Dataset listings of figures:

"""

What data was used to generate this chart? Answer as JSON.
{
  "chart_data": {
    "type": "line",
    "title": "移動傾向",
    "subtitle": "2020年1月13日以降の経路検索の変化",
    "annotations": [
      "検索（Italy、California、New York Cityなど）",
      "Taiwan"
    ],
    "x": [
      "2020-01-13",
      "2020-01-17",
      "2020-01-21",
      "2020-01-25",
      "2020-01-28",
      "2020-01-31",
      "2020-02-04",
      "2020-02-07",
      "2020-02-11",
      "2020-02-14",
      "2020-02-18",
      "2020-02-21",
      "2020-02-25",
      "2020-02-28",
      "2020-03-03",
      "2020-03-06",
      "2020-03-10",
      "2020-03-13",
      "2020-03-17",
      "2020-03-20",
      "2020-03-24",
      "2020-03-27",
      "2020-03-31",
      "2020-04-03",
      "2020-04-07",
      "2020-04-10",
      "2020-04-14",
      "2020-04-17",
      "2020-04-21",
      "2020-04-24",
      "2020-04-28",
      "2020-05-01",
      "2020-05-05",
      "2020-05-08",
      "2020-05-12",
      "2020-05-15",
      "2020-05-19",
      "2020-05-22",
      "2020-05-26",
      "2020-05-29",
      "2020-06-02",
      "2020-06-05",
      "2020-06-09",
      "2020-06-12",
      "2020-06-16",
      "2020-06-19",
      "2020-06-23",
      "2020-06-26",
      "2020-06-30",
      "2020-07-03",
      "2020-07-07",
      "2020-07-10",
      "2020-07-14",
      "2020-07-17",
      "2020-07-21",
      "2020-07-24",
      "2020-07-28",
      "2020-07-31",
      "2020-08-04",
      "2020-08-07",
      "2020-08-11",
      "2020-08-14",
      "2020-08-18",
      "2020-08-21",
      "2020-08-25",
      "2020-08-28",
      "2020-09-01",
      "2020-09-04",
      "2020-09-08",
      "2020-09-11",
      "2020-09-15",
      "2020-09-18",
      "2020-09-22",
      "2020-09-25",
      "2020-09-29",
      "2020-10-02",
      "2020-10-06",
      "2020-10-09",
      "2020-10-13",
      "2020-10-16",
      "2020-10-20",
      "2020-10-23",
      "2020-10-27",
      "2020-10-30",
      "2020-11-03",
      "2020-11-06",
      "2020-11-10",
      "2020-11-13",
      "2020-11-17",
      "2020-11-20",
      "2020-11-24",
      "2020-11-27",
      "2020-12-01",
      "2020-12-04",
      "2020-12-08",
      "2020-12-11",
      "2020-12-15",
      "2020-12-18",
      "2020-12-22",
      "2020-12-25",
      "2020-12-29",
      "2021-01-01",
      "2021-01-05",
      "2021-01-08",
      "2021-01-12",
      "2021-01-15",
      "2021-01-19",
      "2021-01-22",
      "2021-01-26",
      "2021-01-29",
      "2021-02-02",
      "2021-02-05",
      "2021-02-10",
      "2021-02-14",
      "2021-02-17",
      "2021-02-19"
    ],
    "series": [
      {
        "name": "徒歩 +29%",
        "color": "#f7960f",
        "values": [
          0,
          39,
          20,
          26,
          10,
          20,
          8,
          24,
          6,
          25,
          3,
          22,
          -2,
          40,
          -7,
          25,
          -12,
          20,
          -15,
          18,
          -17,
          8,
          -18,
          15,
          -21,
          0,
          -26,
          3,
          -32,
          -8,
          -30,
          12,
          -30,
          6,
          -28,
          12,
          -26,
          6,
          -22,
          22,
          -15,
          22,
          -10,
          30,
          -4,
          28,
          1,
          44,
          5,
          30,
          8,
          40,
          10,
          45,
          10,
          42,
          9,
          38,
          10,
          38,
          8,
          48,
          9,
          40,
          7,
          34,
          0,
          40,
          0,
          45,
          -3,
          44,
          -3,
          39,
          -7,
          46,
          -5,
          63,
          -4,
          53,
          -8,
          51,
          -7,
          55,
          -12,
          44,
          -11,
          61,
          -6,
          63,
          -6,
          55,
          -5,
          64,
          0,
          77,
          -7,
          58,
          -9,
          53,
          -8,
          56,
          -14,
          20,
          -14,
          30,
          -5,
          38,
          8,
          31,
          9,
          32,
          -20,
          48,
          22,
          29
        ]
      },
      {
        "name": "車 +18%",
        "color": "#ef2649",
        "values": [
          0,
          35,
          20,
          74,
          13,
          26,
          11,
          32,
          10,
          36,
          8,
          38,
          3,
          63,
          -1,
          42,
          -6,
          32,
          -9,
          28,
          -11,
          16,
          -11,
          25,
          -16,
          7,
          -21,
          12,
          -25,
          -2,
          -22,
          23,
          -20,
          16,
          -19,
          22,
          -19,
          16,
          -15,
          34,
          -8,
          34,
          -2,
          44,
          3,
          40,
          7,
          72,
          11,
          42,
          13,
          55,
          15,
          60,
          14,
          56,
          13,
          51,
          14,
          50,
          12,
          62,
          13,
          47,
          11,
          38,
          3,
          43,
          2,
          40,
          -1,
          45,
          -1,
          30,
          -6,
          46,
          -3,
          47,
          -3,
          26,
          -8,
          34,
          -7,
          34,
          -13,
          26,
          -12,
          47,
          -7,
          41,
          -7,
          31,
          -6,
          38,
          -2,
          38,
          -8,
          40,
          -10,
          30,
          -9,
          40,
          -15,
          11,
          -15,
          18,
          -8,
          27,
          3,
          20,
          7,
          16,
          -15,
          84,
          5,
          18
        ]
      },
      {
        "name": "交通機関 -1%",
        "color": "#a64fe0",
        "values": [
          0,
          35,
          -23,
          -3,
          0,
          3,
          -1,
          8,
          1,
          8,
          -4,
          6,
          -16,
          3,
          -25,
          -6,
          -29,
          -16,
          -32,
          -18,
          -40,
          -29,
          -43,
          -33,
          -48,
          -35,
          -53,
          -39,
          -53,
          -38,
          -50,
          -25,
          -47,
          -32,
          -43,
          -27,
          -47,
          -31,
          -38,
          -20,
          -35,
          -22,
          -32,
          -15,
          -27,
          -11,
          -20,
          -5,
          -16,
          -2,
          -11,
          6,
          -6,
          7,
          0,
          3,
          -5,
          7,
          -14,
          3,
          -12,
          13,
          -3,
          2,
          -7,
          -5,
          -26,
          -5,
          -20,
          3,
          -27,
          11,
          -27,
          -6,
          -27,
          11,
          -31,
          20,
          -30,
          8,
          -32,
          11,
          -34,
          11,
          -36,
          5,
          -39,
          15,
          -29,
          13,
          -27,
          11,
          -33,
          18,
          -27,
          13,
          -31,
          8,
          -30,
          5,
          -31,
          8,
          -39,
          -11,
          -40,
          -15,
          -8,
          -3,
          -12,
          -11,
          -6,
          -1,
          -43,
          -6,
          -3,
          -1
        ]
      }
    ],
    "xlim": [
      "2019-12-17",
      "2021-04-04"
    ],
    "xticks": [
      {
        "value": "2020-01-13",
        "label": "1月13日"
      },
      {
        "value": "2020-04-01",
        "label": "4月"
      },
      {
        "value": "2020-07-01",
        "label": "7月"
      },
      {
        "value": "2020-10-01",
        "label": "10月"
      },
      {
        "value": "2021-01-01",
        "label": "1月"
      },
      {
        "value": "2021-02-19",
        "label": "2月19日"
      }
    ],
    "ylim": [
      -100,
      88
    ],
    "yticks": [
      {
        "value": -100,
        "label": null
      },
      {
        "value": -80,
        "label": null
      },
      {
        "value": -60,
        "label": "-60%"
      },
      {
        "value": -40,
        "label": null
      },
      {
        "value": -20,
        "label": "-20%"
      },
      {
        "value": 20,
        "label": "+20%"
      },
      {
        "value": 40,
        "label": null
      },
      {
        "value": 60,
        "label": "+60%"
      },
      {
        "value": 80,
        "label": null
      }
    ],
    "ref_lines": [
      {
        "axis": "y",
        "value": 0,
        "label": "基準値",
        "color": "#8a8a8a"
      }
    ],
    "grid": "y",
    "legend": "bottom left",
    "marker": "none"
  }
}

"""

STATED EXERCISE:
Write only the number of lines in the data above that include "color".

FINAL RESULT:
4